## [EXERCISE]
Search the material and gather each line with "Сплошной" in it.

━━━━━ RECORDS FOR THIS TASK ━━━━━

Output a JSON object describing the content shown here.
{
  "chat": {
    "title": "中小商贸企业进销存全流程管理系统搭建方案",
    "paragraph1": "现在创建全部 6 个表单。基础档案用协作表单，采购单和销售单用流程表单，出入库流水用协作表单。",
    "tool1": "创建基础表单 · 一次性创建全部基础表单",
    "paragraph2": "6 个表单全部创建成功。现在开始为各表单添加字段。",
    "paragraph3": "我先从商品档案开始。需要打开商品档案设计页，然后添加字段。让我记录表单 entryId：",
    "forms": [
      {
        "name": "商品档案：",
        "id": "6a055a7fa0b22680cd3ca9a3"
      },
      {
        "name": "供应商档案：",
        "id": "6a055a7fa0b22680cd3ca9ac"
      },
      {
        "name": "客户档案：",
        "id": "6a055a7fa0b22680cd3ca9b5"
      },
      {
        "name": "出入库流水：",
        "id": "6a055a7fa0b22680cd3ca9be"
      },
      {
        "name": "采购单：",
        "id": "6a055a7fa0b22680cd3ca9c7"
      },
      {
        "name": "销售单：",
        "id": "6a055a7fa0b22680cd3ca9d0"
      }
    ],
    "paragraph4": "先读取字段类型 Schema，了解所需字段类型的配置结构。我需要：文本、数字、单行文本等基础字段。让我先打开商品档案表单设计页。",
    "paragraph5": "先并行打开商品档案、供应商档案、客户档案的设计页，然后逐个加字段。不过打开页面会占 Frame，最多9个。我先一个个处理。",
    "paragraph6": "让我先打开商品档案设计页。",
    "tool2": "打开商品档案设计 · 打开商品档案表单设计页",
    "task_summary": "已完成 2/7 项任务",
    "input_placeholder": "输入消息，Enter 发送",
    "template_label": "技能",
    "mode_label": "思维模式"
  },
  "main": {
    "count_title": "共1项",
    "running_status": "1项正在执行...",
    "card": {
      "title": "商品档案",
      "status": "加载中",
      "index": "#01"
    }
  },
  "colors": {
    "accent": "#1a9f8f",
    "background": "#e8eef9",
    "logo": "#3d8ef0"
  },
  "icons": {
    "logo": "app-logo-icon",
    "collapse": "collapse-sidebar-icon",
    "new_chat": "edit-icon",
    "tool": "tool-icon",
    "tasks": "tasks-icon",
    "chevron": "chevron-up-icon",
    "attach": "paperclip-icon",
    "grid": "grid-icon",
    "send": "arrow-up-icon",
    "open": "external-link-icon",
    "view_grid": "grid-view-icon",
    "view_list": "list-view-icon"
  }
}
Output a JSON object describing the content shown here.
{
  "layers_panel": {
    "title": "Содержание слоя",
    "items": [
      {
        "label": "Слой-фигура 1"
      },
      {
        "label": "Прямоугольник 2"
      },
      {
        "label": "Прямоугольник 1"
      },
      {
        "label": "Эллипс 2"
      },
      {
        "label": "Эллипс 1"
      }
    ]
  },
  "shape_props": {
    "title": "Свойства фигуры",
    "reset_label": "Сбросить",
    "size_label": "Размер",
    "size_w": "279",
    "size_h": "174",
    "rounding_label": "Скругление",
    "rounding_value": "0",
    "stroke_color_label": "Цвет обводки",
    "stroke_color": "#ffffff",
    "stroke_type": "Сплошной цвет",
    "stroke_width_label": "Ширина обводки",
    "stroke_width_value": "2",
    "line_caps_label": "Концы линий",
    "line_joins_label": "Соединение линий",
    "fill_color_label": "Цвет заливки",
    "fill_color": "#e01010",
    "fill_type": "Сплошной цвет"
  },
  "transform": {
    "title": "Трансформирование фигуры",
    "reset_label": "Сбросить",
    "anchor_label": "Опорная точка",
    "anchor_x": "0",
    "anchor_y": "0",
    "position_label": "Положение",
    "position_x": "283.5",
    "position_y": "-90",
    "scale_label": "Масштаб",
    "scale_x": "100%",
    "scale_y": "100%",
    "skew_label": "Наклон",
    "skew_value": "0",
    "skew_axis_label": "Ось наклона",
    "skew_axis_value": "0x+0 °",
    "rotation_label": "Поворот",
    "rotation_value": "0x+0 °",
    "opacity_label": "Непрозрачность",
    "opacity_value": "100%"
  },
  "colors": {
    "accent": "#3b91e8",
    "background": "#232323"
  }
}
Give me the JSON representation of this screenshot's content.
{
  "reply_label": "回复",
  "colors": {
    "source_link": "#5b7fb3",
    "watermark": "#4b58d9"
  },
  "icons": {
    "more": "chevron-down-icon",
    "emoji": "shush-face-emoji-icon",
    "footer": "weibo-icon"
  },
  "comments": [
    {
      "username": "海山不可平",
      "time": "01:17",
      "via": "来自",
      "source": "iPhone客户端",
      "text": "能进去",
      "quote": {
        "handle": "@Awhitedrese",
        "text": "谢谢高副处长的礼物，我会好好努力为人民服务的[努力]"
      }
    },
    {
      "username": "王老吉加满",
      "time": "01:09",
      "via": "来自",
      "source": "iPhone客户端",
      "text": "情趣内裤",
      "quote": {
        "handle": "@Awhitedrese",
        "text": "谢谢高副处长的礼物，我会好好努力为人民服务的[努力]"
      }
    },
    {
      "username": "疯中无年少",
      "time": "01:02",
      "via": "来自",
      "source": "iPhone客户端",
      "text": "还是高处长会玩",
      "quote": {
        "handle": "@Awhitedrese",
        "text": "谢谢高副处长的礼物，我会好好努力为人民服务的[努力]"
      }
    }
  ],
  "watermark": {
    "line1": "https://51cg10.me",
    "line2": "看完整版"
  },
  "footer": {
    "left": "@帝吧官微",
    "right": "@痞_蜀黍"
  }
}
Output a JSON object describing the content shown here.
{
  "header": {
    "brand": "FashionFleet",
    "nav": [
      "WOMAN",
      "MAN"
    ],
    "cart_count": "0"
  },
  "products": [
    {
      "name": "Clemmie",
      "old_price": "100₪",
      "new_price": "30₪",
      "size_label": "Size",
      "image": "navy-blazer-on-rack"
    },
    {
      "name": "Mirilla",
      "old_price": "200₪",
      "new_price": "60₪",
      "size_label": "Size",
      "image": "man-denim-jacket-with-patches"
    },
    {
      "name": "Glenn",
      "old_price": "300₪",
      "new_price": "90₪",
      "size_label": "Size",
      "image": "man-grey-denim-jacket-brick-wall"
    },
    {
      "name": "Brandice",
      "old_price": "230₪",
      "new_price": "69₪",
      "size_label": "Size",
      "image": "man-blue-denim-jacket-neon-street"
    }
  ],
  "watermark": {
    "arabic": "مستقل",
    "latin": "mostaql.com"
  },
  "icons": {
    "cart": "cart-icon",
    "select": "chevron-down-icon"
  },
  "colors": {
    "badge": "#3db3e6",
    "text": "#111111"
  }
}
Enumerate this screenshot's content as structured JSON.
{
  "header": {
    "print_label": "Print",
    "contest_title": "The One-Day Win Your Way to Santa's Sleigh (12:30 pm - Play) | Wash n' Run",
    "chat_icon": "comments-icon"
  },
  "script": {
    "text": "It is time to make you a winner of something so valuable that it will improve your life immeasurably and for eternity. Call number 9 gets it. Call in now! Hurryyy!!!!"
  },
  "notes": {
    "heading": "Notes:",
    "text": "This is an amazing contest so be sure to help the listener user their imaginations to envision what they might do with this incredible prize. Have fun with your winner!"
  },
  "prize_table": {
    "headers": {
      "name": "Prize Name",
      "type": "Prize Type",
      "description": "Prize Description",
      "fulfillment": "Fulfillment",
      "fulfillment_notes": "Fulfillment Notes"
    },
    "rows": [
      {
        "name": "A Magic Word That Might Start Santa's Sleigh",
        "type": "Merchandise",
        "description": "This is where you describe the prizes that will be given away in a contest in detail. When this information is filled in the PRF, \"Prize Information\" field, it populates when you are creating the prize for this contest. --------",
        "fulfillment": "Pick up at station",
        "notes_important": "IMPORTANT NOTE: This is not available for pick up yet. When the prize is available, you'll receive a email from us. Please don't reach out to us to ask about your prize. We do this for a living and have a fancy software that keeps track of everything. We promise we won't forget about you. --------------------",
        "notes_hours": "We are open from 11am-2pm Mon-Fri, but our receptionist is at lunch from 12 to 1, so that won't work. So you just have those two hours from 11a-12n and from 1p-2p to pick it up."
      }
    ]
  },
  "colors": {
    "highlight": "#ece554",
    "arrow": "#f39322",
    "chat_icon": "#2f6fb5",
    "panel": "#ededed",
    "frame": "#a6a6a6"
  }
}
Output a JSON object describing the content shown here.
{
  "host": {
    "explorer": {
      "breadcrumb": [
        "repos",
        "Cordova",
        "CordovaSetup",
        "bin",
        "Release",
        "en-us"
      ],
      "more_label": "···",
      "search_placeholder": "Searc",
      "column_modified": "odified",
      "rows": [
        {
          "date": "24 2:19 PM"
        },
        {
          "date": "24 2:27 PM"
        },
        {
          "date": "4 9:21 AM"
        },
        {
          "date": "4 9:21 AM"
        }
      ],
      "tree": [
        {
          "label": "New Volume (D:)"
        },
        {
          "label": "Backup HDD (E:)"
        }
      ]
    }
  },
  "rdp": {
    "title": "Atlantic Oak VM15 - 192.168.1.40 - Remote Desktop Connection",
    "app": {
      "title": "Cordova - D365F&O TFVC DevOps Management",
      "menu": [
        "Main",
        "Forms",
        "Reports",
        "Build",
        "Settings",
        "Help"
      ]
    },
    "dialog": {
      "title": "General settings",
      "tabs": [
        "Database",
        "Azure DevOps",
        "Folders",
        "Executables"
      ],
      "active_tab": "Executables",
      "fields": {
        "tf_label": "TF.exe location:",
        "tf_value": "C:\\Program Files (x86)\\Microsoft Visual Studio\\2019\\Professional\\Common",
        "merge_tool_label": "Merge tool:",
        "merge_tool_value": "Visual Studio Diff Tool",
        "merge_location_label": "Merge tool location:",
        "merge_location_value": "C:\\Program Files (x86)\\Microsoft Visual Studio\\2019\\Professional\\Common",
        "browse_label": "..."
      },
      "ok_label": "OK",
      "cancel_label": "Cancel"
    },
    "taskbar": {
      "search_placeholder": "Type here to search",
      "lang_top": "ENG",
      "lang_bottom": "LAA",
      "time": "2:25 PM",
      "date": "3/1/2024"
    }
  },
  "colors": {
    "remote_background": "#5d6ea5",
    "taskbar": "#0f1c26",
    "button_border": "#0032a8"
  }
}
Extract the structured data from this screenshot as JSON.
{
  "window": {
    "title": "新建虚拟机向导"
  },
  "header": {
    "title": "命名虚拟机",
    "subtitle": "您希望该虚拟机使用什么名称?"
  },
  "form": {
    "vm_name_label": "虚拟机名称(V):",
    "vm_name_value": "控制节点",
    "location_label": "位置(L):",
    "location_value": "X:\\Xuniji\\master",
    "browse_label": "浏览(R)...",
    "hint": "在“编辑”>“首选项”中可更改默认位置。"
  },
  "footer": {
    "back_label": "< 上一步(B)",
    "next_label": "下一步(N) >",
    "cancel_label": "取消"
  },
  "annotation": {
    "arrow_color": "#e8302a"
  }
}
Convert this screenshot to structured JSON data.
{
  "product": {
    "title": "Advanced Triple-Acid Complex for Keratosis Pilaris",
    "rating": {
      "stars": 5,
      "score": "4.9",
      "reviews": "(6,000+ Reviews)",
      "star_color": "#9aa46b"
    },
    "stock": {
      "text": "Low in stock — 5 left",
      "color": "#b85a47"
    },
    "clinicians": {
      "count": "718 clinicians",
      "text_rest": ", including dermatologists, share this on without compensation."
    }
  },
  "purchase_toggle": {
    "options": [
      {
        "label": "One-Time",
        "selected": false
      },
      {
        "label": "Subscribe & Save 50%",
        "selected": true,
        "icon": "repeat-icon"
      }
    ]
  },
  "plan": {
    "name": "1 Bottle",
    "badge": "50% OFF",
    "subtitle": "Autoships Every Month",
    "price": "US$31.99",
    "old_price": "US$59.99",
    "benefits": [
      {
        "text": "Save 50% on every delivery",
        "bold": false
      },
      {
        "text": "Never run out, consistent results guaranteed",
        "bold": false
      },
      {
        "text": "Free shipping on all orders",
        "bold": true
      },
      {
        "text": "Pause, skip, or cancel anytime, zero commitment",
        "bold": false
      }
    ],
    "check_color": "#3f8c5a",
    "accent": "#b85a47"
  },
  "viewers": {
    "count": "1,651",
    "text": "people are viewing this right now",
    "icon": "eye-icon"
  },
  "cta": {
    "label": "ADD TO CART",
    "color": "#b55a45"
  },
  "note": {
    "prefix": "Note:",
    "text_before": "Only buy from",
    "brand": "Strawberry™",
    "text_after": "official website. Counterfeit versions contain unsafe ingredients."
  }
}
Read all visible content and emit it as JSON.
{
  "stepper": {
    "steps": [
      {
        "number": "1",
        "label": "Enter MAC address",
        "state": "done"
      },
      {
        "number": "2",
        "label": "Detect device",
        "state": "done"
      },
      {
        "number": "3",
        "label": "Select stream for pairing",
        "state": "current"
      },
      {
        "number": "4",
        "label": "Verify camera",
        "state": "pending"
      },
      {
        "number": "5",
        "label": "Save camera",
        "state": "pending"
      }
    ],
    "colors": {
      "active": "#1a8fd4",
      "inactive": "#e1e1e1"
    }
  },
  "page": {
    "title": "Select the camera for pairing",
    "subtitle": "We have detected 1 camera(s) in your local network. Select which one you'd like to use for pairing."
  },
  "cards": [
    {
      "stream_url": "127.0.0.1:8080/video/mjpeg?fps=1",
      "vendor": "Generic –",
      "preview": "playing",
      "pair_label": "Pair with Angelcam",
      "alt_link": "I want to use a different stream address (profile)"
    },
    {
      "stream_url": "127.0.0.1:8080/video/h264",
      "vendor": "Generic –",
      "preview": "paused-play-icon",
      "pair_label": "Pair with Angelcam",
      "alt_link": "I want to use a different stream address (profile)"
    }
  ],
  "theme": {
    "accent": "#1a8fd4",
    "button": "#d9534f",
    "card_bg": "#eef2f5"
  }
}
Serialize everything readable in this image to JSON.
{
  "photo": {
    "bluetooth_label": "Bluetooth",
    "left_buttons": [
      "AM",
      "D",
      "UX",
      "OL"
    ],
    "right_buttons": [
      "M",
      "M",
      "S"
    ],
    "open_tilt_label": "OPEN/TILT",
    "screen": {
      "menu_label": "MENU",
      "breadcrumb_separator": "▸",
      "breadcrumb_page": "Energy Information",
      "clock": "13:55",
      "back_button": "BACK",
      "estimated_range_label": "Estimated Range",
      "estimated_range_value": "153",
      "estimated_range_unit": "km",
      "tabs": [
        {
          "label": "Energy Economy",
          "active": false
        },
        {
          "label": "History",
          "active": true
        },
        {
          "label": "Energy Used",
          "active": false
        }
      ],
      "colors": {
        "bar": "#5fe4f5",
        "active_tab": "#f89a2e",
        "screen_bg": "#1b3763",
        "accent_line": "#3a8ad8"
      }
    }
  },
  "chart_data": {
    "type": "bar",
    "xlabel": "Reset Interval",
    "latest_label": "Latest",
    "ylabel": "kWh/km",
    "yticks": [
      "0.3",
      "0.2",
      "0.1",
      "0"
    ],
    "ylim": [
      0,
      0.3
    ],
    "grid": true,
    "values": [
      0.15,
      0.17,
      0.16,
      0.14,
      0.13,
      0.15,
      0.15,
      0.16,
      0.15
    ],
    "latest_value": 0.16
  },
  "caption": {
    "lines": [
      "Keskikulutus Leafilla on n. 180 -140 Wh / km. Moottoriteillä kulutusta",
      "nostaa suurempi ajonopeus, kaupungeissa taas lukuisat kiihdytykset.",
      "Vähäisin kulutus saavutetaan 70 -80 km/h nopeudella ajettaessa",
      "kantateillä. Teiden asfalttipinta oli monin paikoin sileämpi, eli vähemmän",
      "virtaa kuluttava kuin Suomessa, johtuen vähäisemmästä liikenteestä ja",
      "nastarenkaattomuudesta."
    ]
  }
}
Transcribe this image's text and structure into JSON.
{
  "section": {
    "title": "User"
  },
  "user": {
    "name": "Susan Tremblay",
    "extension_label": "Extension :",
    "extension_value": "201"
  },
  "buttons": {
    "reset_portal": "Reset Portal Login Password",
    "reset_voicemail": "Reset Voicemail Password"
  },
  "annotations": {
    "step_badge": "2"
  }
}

━━━━━

## [RESPONSE TO THE TASK]
    "stroke_type": "Сплошной цвет",
    "fill_type": "Сплошной цвет"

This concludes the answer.